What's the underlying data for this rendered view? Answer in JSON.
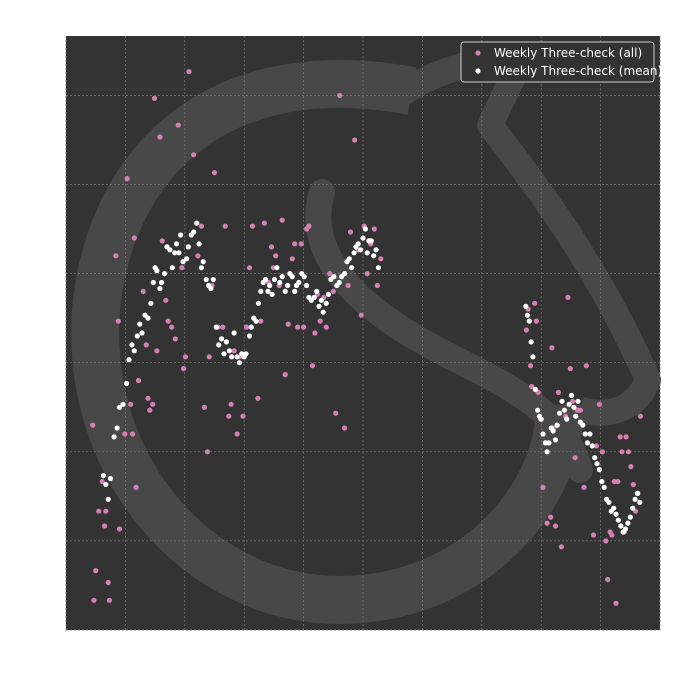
{
  "chart_data": {
    "type": "scatter",
    "title": "",
    "xlabel": "",
    "ylabel": "",
    "xlim": [
      0,
      100
    ],
    "ylim": [
      0,
      100
    ],
    "grid": true,
    "legend_position": "top-right",
    "background_color": "#333333",
    "grid_color": "#7a7a7a",
    "watermark_color": "#484848",
    "series": [
      {
        "name": "Weekly Three-check (all)",
        "color": "#d67fb4",
        "points": [
          [
            4.5,
            34.5
          ],
          [
            4.7,
            5.0
          ],
          [
            5.0,
            10.0
          ],
          [
            5.5,
            20.0
          ],
          [
            6.1,
            25.0
          ],
          [
            6.5,
            17.5
          ],
          [
            6.7,
            20.0
          ],
          [
            7.1,
            8.0
          ],
          [
            7.3,
            5.0
          ],
          [
            8.4,
            63.0
          ],
          [
            8.8,
            52.0
          ],
          [
            9.0,
            17.0
          ],
          [
            9.9,
            33.0
          ],
          [
            10.3,
            76.0
          ],
          [
            10.9,
            38.0
          ],
          [
            11.2,
            33.0
          ],
          [
            11.5,
            66.0
          ],
          [
            11.8,
            24.0
          ],
          [
            12.2,
            42.0
          ],
          [
            13.0,
            57.0
          ],
          [
            13.5,
            48.0
          ],
          [
            13.8,
            39.0
          ],
          [
            14.1,
            37.0
          ],
          [
            14.6,
            38.0
          ],
          [
            14.9,
            89.5
          ],
          [
            15.3,
            47.0
          ],
          [
            15.8,
            83.0
          ],
          [
            16.2,
            65.5
          ],
          [
            16.8,
            55.5
          ],
          [
            17.2,
            52.0
          ],
          [
            17.8,
            51.0
          ],
          [
            18.4,
            49.0
          ],
          [
            18.9,
            85.0
          ],
          [
            19.5,
            61.0
          ],
          [
            19.8,
            44.0
          ],
          [
            20.1,
            46.0
          ],
          [
            20.7,
            94.0
          ],
          [
            21.5,
            80.0
          ],
          [
            22.2,
            63.0
          ],
          [
            22.8,
            68.0
          ],
          [
            23.3,
            37.5
          ],
          [
            23.8,
            30.0
          ],
          [
            24.1,
            46.0
          ],
          [
            24.6,
            58.0
          ],
          [
            25.0,
            77.0
          ],
          [
            25.6,
            51.0
          ],
          [
            26.4,
            51.0
          ],
          [
            26.8,
            68.0
          ],
          [
            27.4,
            36.0
          ],
          [
            27.8,
            38.0
          ],
          [
            28.3,
            47.0
          ],
          [
            28.8,
            33.0
          ],
          [
            29.3,
            46.0
          ],
          [
            29.8,
            36.0
          ],
          [
            30.4,
            51.0
          ],
          [
            30.9,
            61.0
          ],
          [
            31.4,
            68.0
          ],
          [
            32.3,
            39.0
          ],
          [
            32.8,
            52.0
          ],
          [
            33.4,
            68.5
          ],
          [
            34.1,
            58.5
          ],
          [
            34.6,
            64.5
          ],
          [
            34.9,
            61.0
          ],
          [
            35.3,
            63.0
          ],
          [
            35.9,
            58.0
          ],
          [
            36.4,
            69.0
          ],
          [
            36.9,
            43.0
          ],
          [
            37.4,
            51.5
          ],
          [
            38.1,
            62.5
          ],
          [
            38.5,
            65.0
          ],
          [
            39.0,
            51.0
          ],
          [
            39.6,
            65.0
          ],
          [
            40.0,
            51.0
          ],
          [
            40.5,
            67.5
          ],
          [
            40.9,
            68.0
          ],
          [
            41.5,
            44.5
          ],
          [
            41.9,
            50.0
          ],
          [
            42.3,
            56.5
          ],
          [
            42.8,
            52.0
          ],
          [
            43.4,
            56.0
          ],
          [
            43.8,
            51.0
          ],
          [
            44.4,
            60.0
          ],
          [
            45.0,
            57.0
          ],
          [
            45.4,
            36.5
          ],
          [
            46.1,
            90.0
          ],
          [
            46.9,
            34.0
          ],
          [
            47.5,
            58.0
          ],
          [
            47.9,
            67.0
          ],
          [
            48.6,
            82.5
          ],
          [
            49.2,
            64.0
          ],
          [
            49.7,
            53.0
          ],
          [
            50.2,
            68.0
          ],
          [
            50.7,
            60.0
          ],
          [
            51.3,
            65.0
          ],
          [
            51.9,
            67.5
          ],
          [
            52.4,
            58.0
          ],
          [
            53.0,
            62.5
          ],
          [
            77.5,
            50.5
          ],
          [
            77.8,
            54.0
          ],
          [
            78.2,
            44.5
          ],
          [
            78.4,
            41.0
          ],
          [
            78.9,
            55.0
          ],
          [
            79.2,
            52.0
          ],
          [
            79.5,
            40.0
          ],
          [
            79.9,
            35.5
          ],
          [
            80.3,
            24.0
          ],
          [
            81.0,
            18.0
          ],
          [
            81.6,
            19.0
          ],
          [
            81.8,
            47.5
          ],
          [
            82.1,
            34.0
          ],
          [
            82.4,
            17.5
          ],
          [
            82.9,
            40.0
          ],
          [
            83.4,
            14.0
          ],
          [
            84.1,
            36.0
          ],
          [
            84.5,
            56.0
          ],
          [
            84.9,
            44.0
          ],
          [
            85.3,
            38.5
          ],
          [
            85.7,
            29.0
          ],
          [
            86.1,
            37.0
          ],
          [
            86.6,
            37.0
          ],
          [
            87.2,
            24.0
          ],
          [
            87.6,
            44.5
          ],
          [
            88.2,
            33.0
          ],
          [
            88.8,
            16.0
          ],
          [
            89.3,
            31.0
          ],
          [
            89.8,
            38.0
          ],
          [
            90.3,
            30.0
          ],
          [
            90.9,
            15.0
          ],
          [
            91.2,
            8.5
          ],
          [
            91.6,
            16.5
          ],
          [
            91.9,
            16.0
          ],
          [
            92.3,
            25.0
          ],
          [
            92.6,
            4.5
          ],
          [
            92.9,
            25.0
          ],
          [
            93.3,
            32.5
          ],
          [
            93.6,
            30.0
          ],
          [
            94.0,
            16.5
          ],
          [
            94.3,
            32.5
          ],
          [
            94.7,
            30.0
          ],
          [
            95.1,
            27.5
          ],
          [
            95.5,
            24.5
          ],
          [
            95.9,
            20.0
          ],
          [
            96.3,
            23.0
          ],
          [
            96.7,
            36.0
          ]
        ]
      },
      {
        "name": "Weekly Three-check (mean)",
        "color": "#ffffff",
        "points": [
          [
            6.3,
            26.0
          ],
          [
            6.7,
            24.5
          ],
          [
            7.1,
            22.0
          ],
          [
            7.5,
            25.5
          ],
          [
            8.1,
            32.5
          ],
          [
            8.6,
            34.0
          ],
          [
            9.0,
            37.5
          ],
          [
            9.6,
            38.0
          ],
          [
            10.2,
            41.5
          ],
          [
            10.6,
            45.5
          ],
          [
            11.1,
            48.0
          ],
          [
            11.5,
            47.0
          ],
          [
            12.0,
            49.5
          ],
          [
            12.4,
            51.5
          ],
          [
            12.8,
            50.0
          ],
          [
            13.3,
            53.0
          ],
          [
            13.8,
            52.5
          ],
          [
            14.3,
            55.0
          ],
          [
            14.7,
            58.5
          ],
          [
            15.0,
            61.0
          ],
          [
            15.3,
            60.5
          ],
          [
            15.8,
            57.5
          ],
          [
            16.1,
            58.5
          ],
          [
            16.6,
            60.0
          ],
          [
            17.0,
            64.5
          ],
          [
            17.5,
            64.0
          ],
          [
            17.9,
            61.0
          ],
          [
            18.3,
            63.5
          ],
          [
            18.6,
            65.0
          ],
          [
            19.0,
            63.5
          ],
          [
            19.3,
            66.5
          ],
          [
            19.7,
            62.0
          ],
          [
            20.3,
            62.5
          ],
          [
            20.6,
            64.5
          ],
          [
            21.1,
            66.5
          ],
          [
            21.5,
            67.0
          ],
          [
            22.0,
            68.5
          ],
          [
            22.4,
            65.0
          ],
          [
            22.8,
            61.0
          ],
          [
            23.1,
            62.0
          ],
          [
            23.6,
            59.0
          ],
          [
            24.0,
            58.0
          ],
          [
            24.4,
            57.5
          ],
          [
            24.8,
            59.0
          ],
          [
            25.3,
            51.0
          ],
          [
            25.7,
            48.0
          ],
          [
            26.2,
            49.0
          ],
          [
            26.6,
            46.5
          ],
          [
            27.0,
            48.5
          ],
          [
            27.5,
            47.0
          ],
          [
            27.9,
            46.0
          ],
          [
            28.3,
            50.0
          ],
          [
            28.8,
            46.0
          ],
          [
            29.2,
            45.0
          ],
          [
            29.6,
            46.5
          ],
          [
            30.0,
            46.0
          ],
          [
            30.3,
            46.5
          ],
          [
            30.9,
            49.5
          ],
          [
            31.2,
            51.0
          ],
          [
            31.6,
            52.5
          ],
          [
            32.0,
            52.0
          ],
          [
            32.4,
            55.0
          ],
          [
            32.8,
            57.0
          ],
          [
            33.2,
            58.5
          ],
          [
            33.6,
            59.0
          ],
          [
            34.0,
            57.0
          ],
          [
            34.3,
            58.0
          ],
          [
            34.7,
            56.5
          ],
          [
            35.1,
            59.0
          ],
          [
            35.5,
            61.0
          ],
          [
            36.0,
            58.5
          ],
          [
            36.4,
            59.5
          ],
          [
            36.9,
            57.0
          ],
          [
            37.3,
            58.0
          ],
          [
            37.7,
            60.0
          ],
          [
            38.1,
            59.5
          ],
          [
            38.5,
            57.0
          ],
          [
            38.8,
            58.0
          ],
          [
            39.2,
            58.5
          ],
          [
            39.7,
            60.0
          ],
          [
            40.1,
            59.5
          ],
          [
            40.5,
            58.0
          ],
          [
            40.9,
            56.0
          ],
          [
            41.3,
            55.5
          ],
          [
            41.8,
            56.0
          ],
          [
            42.2,
            57.0
          ],
          [
            42.6,
            54.5
          ],
          [
            43.0,
            55.5
          ],
          [
            43.3,
            53.5
          ],
          [
            43.8,
            55.0
          ],
          [
            44.2,
            56.5
          ],
          [
            44.6,
            59.0
          ],
          [
            45.1,
            59.5
          ],
          [
            45.6,
            58.0
          ],
          [
            46.0,
            58.5
          ],
          [
            46.4,
            59.5
          ],
          [
            46.9,
            60.0
          ],
          [
            47.3,
            62.0
          ],
          [
            47.7,
            62.5
          ],
          [
            48.1,
            61.0
          ],
          [
            48.5,
            63.5
          ],
          [
            48.8,
            64.5
          ],
          [
            49.2,
            65.0
          ],
          [
            49.6,
            64.0
          ],
          [
            50.0,
            66.0
          ],
          [
            50.4,
            67.5
          ],
          [
            50.7,
            63.5
          ],
          [
            51.0,
            65.5
          ],
          [
            51.4,
            65.5
          ],
          [
            51.8,
            63.0
          ],
          [
            52.2,
            64.0
          ],
          [
            52.6,
            61.0
          ],
          [
            77.4,
            54.5
          ],
          [
            77.7,
            53.0
          ],
          [
            78.0,
            52.0
          ],
          [
            78.3,
            48.5
          ],
          [
            78.6,
            46.0
          ],
          [
            79.0,
            40.5
          ],
          [
            79.4,
            37.0
          ],
          [
            79.7,
            36.0
          ],
          [
            80.0,
            35.5
          ],
          [
            80.3,
            33.0
          ],
          [
            80.7,
            31.5
          ],
          [
            81.0,
            30.0
          ],
          [
            81.3,
            31.5
          ],
          [
            81.7,
            34.0
          ],
          [
            82.0,
            33.5
          ],
          [
            82.4,
            32.0
          ],
          [
            82.7,
            34.5
          ],
          [
            83.1,
            36.5
          ],
          [
            83.5,
            38.5
          ],
          [
            83.9,
            37.0
          ],
          [
            84.3,
            35.5
          ],
          [
            84.7,
            38.0
          ],
          [
            85.1,
            39.5
          ],
          [
            85.5,
            37.5
          ],
          [
            85.8,
            36.0
          ],
          [
            86.2,
            38.5
          ],
          [
            86.6,
            35.0
          ],
          [
            87.0,
            34.5
          ],
          [
            87.4,
            33.0
          ],
          [
            87.8,
            31.5
          ],
          [
            88.2,
            33.0
          ],
          [
            88.6,
            31.0
          ],
          [
            89.0,
            29.0
          ],
          [
            89.4,
            28.0
          ],
          [
            89.8,
            27.0
          ],
          [
            90.2,
            25.0
          ],
          [
            90.6,
            24.0
          ],
          [
            91.0,
            22.0
          ],
          [
            91.4,
            21.5
          ],
          [
            91.8,
            20.0
          ],
          [
            92.2,
            20.5
          ],
          [
            92.6,
            19.5
          ],
          [
            93.0,
            18.5
          ],
          [
            93.4,
            17.5
          ],
          [
            93.8,
            16.5
          ],
          [
            94.2,
            17.0
          ],
          [
            94.6,
            18.0
          ],
          [
            95.0,
            19.0
          ],
          [
            95.4,
            20.5
          ],
          [
            95.8,
            22.0
          ],
          [
            96.2,
            23.0
          ],
          [
            96.6,
            21.5
          ]
        ]
      }
    ]
  }
}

**Task description**. Using the material above, report each line where "Weekly" occurs.

**Output**.
        "name": "Weekly Three-check (all)",
        "name": "Weekly Three-check (mean)",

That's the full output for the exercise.